L’œuvre multimédia interactive est une œuvre collective

A propos de la décision du TGI de Nanterre du 26 novembre 1997

(affaire : J.-M. Vincent, Magali Jallais c/ CUC Software international, M. Tramis, S. Boris Schmid)

 

Gérard HAAS

Olivier de TISSOT

DJCE - Docteur en droit

HEC - Docteur en droit

Avocat à la Cour

Professeur à l' ESSEC

 

Le TGI de Nanterre, en date du 26 novembre 1997, a rendu un très intéressant jugement (Vincent, Jallais / CUC Software International SA) portant sur un problème d'actualité rarement traité en jurisprudence, à savoir comment qualifier une œuvre multimédia interactive: œuvre collective ou œuvre de collaboration ?

L'affaire opposait le réalisateur d'images vidéo, fixes et non sonorisées, intégrées dans un jeu vidéo édité sous forme de cédérom, au producteur de ce jeu vidéo.

Bien que le contrat écrit passé entre les parties ait précisé que l'apport du réalisateur consistait en " une prestation de service contribuant à une œuvre collective ", le réalisateur prétendait que son apport était en réalité une œuvre littéraire et artistique à part entière, dont il était donc l'auteur au sens du Code de la Propriété Intellectuelle, et que le cédérom devait être qualifié d’œuvre de collaboration, et non d’œuvre collective.

Développant un raisonnement particulièrement bien structuré, le tribunal analyse, dans une première étape, quelle est l'activité réelle du réalisateur, en se demandant s'il est possible d'assimiler son activité à celle d'un auteur; il recherche donc si sa contribution est originale, c'est-à-dire s'il y a un véritable apport créatif reflétant sa personnalité. Des circonstances factuelles, et non contestées, de l'espèce, le tribunal déduit qu'il n'y a pas d'apport personnel du réalisateur, mais simplement réalisation d'une contribution technique.

On rappellera qu'il existe une présomption légale selon laquelle le réalisateur d'une œuvre audiovisuelle est un auteur, mais cette présomption peut être renversée.

En effet, les éléments fondamentaux de l'apport créatif d'une réalisation (ou mise en scène), ce sont les choix des mouvements de la caméra, des cadrages, des décors, des acteurs, des styles de direction d'acteurs etc, choix qui varient évidemment en fonction de la personnalité du réalisateur.

En l'espèce, ce n'était pas le cas, puisqu'il s'agissait de plans fixes réalisés à partir d'indications fournies dans un cahier des charges par le producteur, le réalisateur n'ayant aucune liberté dans le choix des acteurs, les textes etc.

En jugeant que la seule captation d'images fixes ne constitue pas en tant que telle un apport intellectuel, le tribunal réaffirme donc le principe bien connu selon lequel une prestation technique ne relève pas du droit d'auteur.

A ce stade du raisonnement le jugement aurait pu s'arrêter là, en déboutant le réalisateur de sa demande à être reconnu comme auteur des images qui lui avaient été commandées.
########
> [CONSIGNE A]: Recopiez fidèlement le passage du commentaire sur le jugement de Nanterre qui commence aux mots "A propos de" et s'achève après les mots "S. Boris Schmid)".
> [CONSIGNE B]: Dans le commentaire sur le jugement de Nanterre, relevez tous les choix que l'auteur présente comme les éléments fondamentaux de l'apport créatif d'une réalisation.
> [CONSIGNE C]: Rédigez la suite du commentaire sur le jugement de Nanterre, en reprenant après sa dernière phrase.

[Données sources]
########
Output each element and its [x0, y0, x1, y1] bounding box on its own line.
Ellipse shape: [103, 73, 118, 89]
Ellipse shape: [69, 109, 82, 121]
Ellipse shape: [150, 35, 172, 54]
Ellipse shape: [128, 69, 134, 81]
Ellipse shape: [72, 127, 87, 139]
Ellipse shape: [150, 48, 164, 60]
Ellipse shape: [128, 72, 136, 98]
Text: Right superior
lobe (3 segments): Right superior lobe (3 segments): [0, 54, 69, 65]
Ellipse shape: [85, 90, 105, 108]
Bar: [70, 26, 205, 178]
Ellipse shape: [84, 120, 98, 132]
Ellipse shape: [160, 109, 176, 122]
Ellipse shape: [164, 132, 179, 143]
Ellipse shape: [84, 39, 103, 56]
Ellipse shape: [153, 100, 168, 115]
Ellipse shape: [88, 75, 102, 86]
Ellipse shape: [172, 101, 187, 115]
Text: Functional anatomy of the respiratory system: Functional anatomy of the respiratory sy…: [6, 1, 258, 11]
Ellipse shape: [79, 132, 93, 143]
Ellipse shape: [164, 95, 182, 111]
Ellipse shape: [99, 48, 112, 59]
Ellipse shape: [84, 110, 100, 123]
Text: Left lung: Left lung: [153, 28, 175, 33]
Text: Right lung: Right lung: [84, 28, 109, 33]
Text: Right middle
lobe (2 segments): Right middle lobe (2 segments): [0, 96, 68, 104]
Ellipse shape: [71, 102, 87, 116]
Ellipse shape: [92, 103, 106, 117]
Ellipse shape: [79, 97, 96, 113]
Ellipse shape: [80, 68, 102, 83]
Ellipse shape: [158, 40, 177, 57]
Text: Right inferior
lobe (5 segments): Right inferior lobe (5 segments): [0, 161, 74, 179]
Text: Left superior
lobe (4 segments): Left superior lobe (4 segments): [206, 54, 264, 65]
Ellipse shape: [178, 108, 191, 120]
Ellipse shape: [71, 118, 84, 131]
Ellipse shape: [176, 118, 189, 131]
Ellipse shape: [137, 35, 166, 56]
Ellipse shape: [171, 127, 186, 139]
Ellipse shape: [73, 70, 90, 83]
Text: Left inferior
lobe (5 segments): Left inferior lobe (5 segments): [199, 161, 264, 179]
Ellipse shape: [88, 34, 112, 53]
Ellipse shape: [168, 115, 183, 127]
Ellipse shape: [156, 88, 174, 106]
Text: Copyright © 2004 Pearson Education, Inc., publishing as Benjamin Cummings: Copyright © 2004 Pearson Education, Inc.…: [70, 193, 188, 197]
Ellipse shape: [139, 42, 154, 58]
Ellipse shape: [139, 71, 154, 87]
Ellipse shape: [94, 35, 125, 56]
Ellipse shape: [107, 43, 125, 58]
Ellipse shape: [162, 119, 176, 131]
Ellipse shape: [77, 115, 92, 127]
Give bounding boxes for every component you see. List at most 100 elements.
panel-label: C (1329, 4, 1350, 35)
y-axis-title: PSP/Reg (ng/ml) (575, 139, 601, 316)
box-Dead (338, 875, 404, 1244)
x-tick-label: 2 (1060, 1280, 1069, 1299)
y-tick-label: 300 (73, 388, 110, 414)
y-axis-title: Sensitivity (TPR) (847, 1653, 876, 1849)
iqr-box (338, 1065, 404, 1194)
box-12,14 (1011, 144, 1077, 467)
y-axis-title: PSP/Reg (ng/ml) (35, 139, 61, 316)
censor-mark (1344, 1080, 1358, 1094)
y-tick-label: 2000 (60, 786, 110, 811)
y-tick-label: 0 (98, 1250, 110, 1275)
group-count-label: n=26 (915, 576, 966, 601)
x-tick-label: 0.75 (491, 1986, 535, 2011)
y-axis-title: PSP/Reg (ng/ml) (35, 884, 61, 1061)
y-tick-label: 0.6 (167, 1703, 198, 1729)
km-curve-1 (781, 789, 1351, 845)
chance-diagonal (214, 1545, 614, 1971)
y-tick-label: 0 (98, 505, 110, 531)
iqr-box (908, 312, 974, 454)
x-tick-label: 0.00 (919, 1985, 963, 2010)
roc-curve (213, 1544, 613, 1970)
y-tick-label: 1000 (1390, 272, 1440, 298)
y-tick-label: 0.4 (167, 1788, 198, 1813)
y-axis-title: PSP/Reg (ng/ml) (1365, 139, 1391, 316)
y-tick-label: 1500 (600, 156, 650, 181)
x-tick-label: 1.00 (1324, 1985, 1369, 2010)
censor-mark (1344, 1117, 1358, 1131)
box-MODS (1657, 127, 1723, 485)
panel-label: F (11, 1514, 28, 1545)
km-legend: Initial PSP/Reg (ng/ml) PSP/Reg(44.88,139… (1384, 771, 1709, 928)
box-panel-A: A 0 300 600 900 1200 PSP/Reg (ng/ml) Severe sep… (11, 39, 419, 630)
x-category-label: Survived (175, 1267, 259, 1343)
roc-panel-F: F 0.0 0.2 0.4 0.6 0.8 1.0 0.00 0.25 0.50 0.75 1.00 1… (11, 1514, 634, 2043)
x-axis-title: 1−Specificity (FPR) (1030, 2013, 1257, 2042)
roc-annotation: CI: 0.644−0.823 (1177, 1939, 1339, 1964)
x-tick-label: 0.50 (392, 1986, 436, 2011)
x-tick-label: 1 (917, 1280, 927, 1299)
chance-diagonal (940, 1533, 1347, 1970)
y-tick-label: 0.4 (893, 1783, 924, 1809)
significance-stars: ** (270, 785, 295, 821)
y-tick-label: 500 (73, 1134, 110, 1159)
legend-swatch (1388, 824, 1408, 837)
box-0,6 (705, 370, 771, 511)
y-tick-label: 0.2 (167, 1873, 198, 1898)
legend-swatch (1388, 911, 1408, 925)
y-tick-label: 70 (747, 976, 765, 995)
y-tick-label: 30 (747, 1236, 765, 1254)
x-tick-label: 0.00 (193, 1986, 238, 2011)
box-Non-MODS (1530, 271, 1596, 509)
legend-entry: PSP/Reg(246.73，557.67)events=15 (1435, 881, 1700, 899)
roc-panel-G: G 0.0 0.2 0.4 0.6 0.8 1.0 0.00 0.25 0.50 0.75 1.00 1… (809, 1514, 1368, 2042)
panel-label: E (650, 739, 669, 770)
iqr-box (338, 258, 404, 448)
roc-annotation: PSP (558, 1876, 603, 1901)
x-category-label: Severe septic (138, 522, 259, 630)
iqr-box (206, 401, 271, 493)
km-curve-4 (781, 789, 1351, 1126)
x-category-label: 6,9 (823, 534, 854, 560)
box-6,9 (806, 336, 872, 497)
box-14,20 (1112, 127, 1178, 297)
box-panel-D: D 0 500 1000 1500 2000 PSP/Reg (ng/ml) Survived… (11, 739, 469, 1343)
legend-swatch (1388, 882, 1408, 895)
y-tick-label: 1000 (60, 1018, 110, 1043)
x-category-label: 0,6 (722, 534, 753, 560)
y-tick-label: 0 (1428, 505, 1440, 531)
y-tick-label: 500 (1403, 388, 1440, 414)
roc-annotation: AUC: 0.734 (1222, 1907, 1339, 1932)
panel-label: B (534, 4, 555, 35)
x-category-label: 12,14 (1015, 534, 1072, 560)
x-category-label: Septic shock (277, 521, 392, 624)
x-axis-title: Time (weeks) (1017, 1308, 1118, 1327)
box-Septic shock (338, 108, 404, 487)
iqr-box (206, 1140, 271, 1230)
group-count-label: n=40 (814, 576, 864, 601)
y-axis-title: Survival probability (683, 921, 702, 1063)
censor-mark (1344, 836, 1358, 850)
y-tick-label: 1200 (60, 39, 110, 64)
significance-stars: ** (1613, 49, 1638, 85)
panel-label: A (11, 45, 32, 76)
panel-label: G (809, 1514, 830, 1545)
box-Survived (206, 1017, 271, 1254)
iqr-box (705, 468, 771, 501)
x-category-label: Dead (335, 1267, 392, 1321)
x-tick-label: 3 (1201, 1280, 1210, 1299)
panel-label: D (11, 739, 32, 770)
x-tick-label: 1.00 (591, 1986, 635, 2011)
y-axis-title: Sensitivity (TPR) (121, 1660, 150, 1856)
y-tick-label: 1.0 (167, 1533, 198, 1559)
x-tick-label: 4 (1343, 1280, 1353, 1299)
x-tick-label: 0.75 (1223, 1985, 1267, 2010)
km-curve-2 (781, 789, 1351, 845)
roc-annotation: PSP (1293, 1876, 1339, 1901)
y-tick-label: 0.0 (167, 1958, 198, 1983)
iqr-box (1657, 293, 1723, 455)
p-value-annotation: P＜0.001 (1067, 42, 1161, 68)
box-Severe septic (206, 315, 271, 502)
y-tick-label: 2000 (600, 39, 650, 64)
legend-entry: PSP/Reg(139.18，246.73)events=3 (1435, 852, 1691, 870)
########
> [RÉPONSE RÉDIGÉE A]:
A propos de la décision du TGI de Nanterre du 26 novembre 1997

(affaire : J.-M. Vincent, Magali Jallais c/ CUC Software international, M. Tramis, S. Boris Schmid)

> [RÉPONSE RÉDIGÉE B]:
- les mouvements de la caméra
- les cadrages
- les décors
- les acteurs
- les styles de direction d'acteurs

> [RÉPONSE RÉDIGÉE C]:
Mais, dans une seconde étape de son raisonnement, la plus novatrice, le tribunal a voulu aller plus loin en considérant que, même si le réalisateur avait pu bénéficier de la protection du droit d'auteur, de toute façon, compte tenu du fait que sa contribution s'intégrait dans une œuvre qualifiée de collective, il n'avait aucun droit sur la dite œuvre (on sait que les droits portant sur une œuvre collective, sauf preuve contraire, appartiennent au producteur qui en eu l'initiative, a mis le financement en place, l'a éditée, publiée et divulguée sous sa direction et son nom)

C'était poser la question de savoir quel est le statut juridique exact de l’œuvre multimédia.

On se souvient, que la doctrine, ces dernières années, a été fortement divisée entre une logique économique (l’œuvre multimédia est une œuvre collective) et une logique d'auteur (l’œuvre multimédia est une œuvre de collaboration). A l'évidence, cette distinction est, sur le plan pratique, fondamentale, non seulement pour les producteurs-investisseurs, mais aussi pour tous ceux qui, participant à sa réalisation, seront soit des coauteurs, qui cogéreront l’œuvre définitive, soit des "créateurs" sans aucun droit sur cette dernière.

Le tribunal s'écarte de la tendance traditionnelle en faveur d'un rattachement de l’œuvre multimédia au régime de l’œuvre audiovisuelle et donc de l’œuvre de collaboration (présomption irréfragable, selon la jurisprudence actuelle), pour considérer qu'au contraire une œuvre multimédia a une nature spécifique qui doit la distinguer de l’œuvre audiovisuelle telle que cette dernière est définie par le Code de la propriété intellectuelle.

Le tribunal affirme en effet que le CD-ROM réalisé " ne peut être qualifié d’œuvre logicielle ou d’œuvre audiovisuelle, ces deux catégories étant trop réductrices pour rendre compte de la réalité de sa nature ", en précisant que " l’œuvre audiovisuelle ne saisit pas la caractéristique essentielle de l'interactivité qui oppose au défilé séquentiel et linéaire d'images qui s'imposent au spectateur passif, le dynamisme propre de l'utilisateur qui choisit les séquences auxquelles il désire accéder. "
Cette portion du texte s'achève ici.